▶ Data listing
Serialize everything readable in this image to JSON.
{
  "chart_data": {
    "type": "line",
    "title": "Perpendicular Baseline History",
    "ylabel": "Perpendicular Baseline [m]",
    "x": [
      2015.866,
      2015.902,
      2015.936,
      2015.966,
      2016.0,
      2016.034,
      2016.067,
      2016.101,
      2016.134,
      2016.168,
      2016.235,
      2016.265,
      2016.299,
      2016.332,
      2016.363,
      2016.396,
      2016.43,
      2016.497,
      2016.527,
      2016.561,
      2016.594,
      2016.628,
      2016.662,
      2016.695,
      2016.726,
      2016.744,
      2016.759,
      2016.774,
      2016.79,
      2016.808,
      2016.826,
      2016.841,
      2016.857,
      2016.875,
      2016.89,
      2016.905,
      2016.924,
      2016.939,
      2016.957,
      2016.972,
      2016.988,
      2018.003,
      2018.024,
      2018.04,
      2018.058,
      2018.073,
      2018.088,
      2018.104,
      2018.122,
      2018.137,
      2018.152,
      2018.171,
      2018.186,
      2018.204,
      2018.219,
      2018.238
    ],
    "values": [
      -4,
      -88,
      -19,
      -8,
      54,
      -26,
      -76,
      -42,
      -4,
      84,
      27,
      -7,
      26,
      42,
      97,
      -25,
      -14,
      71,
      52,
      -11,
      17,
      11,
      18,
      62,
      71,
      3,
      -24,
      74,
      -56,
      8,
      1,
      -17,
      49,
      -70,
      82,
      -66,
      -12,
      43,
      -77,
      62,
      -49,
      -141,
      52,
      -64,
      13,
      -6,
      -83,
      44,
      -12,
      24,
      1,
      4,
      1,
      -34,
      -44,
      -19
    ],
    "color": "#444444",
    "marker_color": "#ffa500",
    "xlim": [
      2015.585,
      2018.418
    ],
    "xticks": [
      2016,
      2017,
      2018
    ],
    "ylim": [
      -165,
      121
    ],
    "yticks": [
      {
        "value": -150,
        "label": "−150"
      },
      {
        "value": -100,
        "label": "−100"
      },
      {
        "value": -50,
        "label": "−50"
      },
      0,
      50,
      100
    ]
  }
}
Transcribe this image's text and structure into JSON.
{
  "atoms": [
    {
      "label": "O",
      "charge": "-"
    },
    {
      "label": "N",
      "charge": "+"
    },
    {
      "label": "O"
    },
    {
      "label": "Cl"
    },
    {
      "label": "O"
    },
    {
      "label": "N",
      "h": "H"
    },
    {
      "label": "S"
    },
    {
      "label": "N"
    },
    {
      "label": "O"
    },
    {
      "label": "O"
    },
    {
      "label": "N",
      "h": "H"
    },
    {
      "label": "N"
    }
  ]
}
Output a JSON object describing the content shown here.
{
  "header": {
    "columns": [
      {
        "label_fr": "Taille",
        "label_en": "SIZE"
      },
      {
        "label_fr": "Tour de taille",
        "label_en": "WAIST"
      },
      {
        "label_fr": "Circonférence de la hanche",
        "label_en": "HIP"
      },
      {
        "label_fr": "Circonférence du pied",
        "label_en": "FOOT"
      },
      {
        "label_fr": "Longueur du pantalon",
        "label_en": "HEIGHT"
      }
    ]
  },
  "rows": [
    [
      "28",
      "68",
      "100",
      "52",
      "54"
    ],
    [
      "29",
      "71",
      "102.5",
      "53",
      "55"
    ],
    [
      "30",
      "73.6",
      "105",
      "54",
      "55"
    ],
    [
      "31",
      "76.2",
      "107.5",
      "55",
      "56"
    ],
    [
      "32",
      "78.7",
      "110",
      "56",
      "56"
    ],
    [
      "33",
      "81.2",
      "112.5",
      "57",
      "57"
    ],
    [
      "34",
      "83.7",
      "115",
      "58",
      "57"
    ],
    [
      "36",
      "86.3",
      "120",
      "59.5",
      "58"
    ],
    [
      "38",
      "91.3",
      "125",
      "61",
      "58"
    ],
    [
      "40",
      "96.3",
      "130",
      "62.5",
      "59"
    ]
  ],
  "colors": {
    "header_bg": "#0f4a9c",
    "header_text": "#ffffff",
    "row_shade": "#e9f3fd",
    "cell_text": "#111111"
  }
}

▶ Exercise instructions
All of the lines above need to be given again exactly.

▶ Response to the task
Serialize everything readable in this image to JSON.
{
  "chart_data": {
    "type": "line",
    "title": "Perpendicular Baseline History",
    "ylabel": "Perpendicular Baseline [m]",
    "x": [
      2015.866,
      2015.902,
      2015.936,
      2015.966,
      2016.0,
      2016.034,
      2016.067,
      2016.101,
      2016.134,
      2016.168,
      2016.235,
      2016.265,
      2016.299,
      2016.332,
      2016.363,
      2016.396,
      2016.43,
      2016.497,
      2016.527,
      2016.561,
      2016.594,
      2016.628,
      2016.662,
      2016.695,
      2016.726,
      2016.744,
      2016.759,
      2016.774,
      2016.79,
      2016.808,
      2016.826,
      2016.841,
      2016.857,
      2016.875,
      2016.89,
      2016.905,
      2016.924,
      2016.939,
      2016.957,
      2016.972,
      2016.988,
      2018.003,
      2018.024,
      2018.04,
      2018.058,
      2018.073,
      2018.088,
      2018.104,
      2018.122,
      2018.137,
      2018.152,
      2018.171,
      2018.186,
      2018.204,
      2018.219,
      2018.238
    ],
    "values": [
      -4,
      -88,
      -19,
      -8,
      54,
      -26,
      -76,
      -42,
      -4,
      84,
      27,
      -7,
      26,
      42,
      97,
      -25,
      -14,
      71,
      52,
      -11,
      17,
      11,
      18,
      62,
      71,
      3,
      -24,
      74,
      -56,
      8,
      1,
      -17,
      49,
      -70,
      82,
      -66,
      -12,
      43,
      -77,
      62,
      -49,
      -141,
      52,
      -64,
      13,
      -6,
      -83,
      44,
      -12,
      24,
      1,
      4,
      1,
      -34,
      -44,
      -19
    ],
    "color": "#444444",
    "marker_color": "#ffa500",
    "xlim": [
      2015.585,
      2018.418
    ],
    "xticks": [
      2016,
      2017,
      2018
    ],
    "ylim": [
      -165,
      121
    ],
    "yticks": [
      {
        "value": -150,
        "label": "−150"
      },
      {
        "value": -100,
        "label": "−100"
      },
      {
        "value": -50,
        "label": "−50"
      },
      0,
      50,
      100
    ]
  }
}
Transcribe this image's text and structure into JSON.
{
  "atoms": [
    {
      "label": "O",
      "charge": "-"
    },
    {
      "label": "N",
      "charge": "+"
    },
    {
      "label": "O"
    },
    {
      "label": "Cl"
    },
    {
      "label": "O"
    },
    {
      "label": "N",
      "h": "H"
    },
    {
      "label": "S"
    },
    {
      "label": "N"
    },
    {
      "label": "O"
    },
    {
      "label": "O"
    },
    {
      "label": "N",
      "h": "H"
    },
    {
      "label": "N"
    }
  ]
}
Output a JSON object describing the content shown here.
{
  "header": {
    "columns": [
      {
        "label_fr": "Taille",
        "label_en": "SIZE"
      },
      {
        "label_fr": "Tour de taille",
        "label_en": "WAIST"
      },
      {
        "label_fr": "Circonférence de la hanche",
        "label_en": "HIP"
      },
      {
        "label_fr": "Circonférence du pied",
        "label_en": "FOOT"
      },
      {
        "label_fr": "Longueur du pantalon",
        "label_en": "HEIGHT"
      }
    ]
  },
  "rows": [
    [
      "28",
      "68",
      "100",
      "52",
      "54"
    ],
    [
      "29",
      "71",
      "102.5",
      "53",
      "55"
    ],
    [
      "30",
      "73.6",
      "105",
      "54",
      "55"
    ],
    [
      "31",
      "76.2",
      "107.5",
      "55",
      "56"
    ],
    [
      "32",
      "78.7",
      "110",
      "56",
      "56"
    ],
    [
      "33",
      "81.2",
      "112.5",
      "57",
      "57"
    ],
    [
      "34",
      "83.7",
      "115",
      "58",
      "57"
    ],
    [
      "36",
      "86.3",
      "120",
      "59.5",
      "58"
    ],
    [
      "38",
      "91.3",
      "125",
      "61",
      "58"
    ],
    [
      "40",
      "96.3",
      "130",
      "62.5",
      "59"
    ]
  ],
  "colors": {
    "header_bg": "#0f4a9c",
    "header_text": "#ffffff",
    "row_shade": "#e9f3fd",
    "cell_text": "#111111"
  }
}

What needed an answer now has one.